■ REQUIRED ACTION: Search the records below for the word "icon". Copy each line where it occurs.

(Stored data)
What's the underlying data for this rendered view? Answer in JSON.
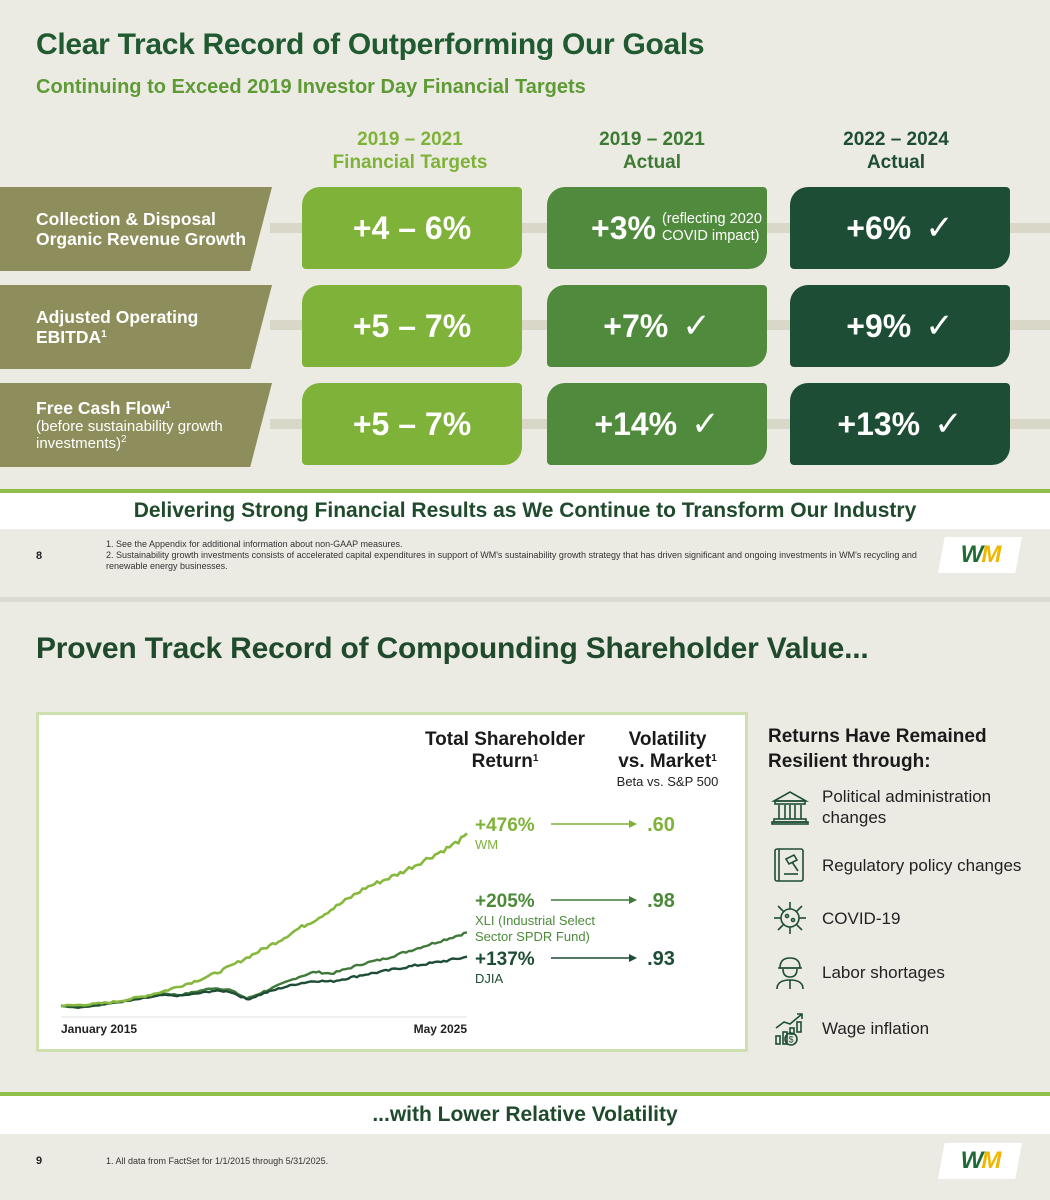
{
  "slide8": {
    "title": "Clear Track Record of Outperforming Our Goals",
    "subtitle": "Continuing to Exceed 2019 Investor Day Financial Targets",
    "columns": [
      {
        "line1": "2019 – 2021",
        "line2": "Financial Targets",
        "color": "#7fb239"
      },
      {
        "line1": "2019 – 2021",
        "line2": "Actual",
        "color": "#508a3c"
      },
      {
        "line1": "2022 – 2024",
        "line2": "Actual",
        "color": "#1e4d35"
      }
    ],
    "rows": [
      {
        "label": "Collection & Disposal Organic Revenue Growth",
        "target": "+4 – 6%",
        "actual_2019": "+3%",
        "actual_2019_note": "(reflecting 2020 COVID impact)",
        "actual_2022": "+6%"
      },
      {
        "label": "Adjusted Operating EBITDA",
        "label_sup": "1",
        "target": "+5 – 7%",
        "actual_2019": "+7%",
        "actual_2022": "+9%"
      },
      {
        "label": "Free Cash Flow",
        "label_sup": "1",
        "label_sub": "(before sustainability growth investments)",
        "label_sub_sup": "2",
        "target": "+5 – 7%",
        "actual_2019": "+14%",
        "actual_2022": "+13%"
      }
    ],
    "check": "✓",
    "banner": "Delivering Strong Financial Results as We Continue to Transform Our Industry",
    "page_number": "8",
    "footnotes": [
      "1.  See the Appendix for additional information about non-GAAP measures.",
      "2.  Sustainability growth investments consists of accelerated capital expenditures in support of WM's sustainability growth strategy that has driven significant and ongoing investments in WM's recycling and renewable energy businesses."
    ],
    "logo": "WM"
  },
  "slide9": {
    "title": "Proven Track Record of Compounding Shareholder Value...",
    "chart_header_tsr": "Total Shareholder Return",
    "chart_header_tsr_sup": "1",
    "chart_header_vol_line1": "Volatility",
    "chart_header_vol_line2": "vs. Market",
    "chart_header_vol_sup": "1",
    "chart_header_beta": "Beta vs. S&P 500",
    "resilient_title": "Returns Have Remained Resilient through:",
    "resilient_items": [
      {
        "icon": "capitol-building-icon",
        "text": "Political administration changes"
      },
      {
        "icon": "gavel-book-icon",
        "text": "Regulatory policy changes"
      },
      {
        "icon": "virus-icon",
        "text": "COVID-19"
      },
      {
        "icon": "hardhat-worker-icon",
        "text": "Labor shortages"
      },
      {
        "icon": "money-growth-icon",
        "text": "Wage inflation"
      }
    ],
    "banner": "...with Lower Relative Volatility",
    "page_number": "9",
    "footnote": "1.  All data from FactSet for 1/1/2015 through 5/31/2025.",
    "logo": "WM"
  },
  "chart_data": {
    "type": "line",
    "x_start_label": "January 2015",
    "x_end_label": "May 2025",
    "series": [
      {
        "name": "WM",
        "total_return": "+476%",
        "beta": ".60",
        "color": "#86b83d",
        "values": [
          0,
          2,
          5,
          10,
          18,
          28,
          40,
          55,
          70,
          88,
          110,
          135,
          160,
          185,
          215,
          240,
          270,
          300,
          330,
          350,
          370,
          395,
          420,
          445,
          476
        ]
      },
      {
        "name": "XLI (Industrial Select Sector SPDR Fund)",
        "total_return": "+205%",
        "beta": ".98",
        "color": "#3f7a3a",
        "values": [
          0,
          -5,
          0,
          8,
          15,
          25,
          35,
          30,
          40,
          50,
          45,
          20,
          40,
          60,
          80,
          95,
          90,
          105,
          120,
          130,
          145,
          160,
          175,
          190,
          205
        ]
      },
      {
        "name": "DJIA",
        "total_return": "+137%",
        "beta": ".93",
        "color": "#1e4d35",
        "values": [
          0,
          -4,
          2,
          8,
          14,
          22,
          30,
          28,
          34,
          42,
          40,
          18,
          35,
          50,
          62,
          70,
          68,
          78,
          88,
          96,
          105,
          113,
          120,
          128,
          137
        ]
      }
    ]
  }
}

■ EXERCISE ANSWER:
        "icon": "capitol-building-icon",
        "icon": "gavel-book-icon",
        "icon": "virus-icon",
        "icon": "hardhat-worker-icon",
        "icon": "money-growth-icon",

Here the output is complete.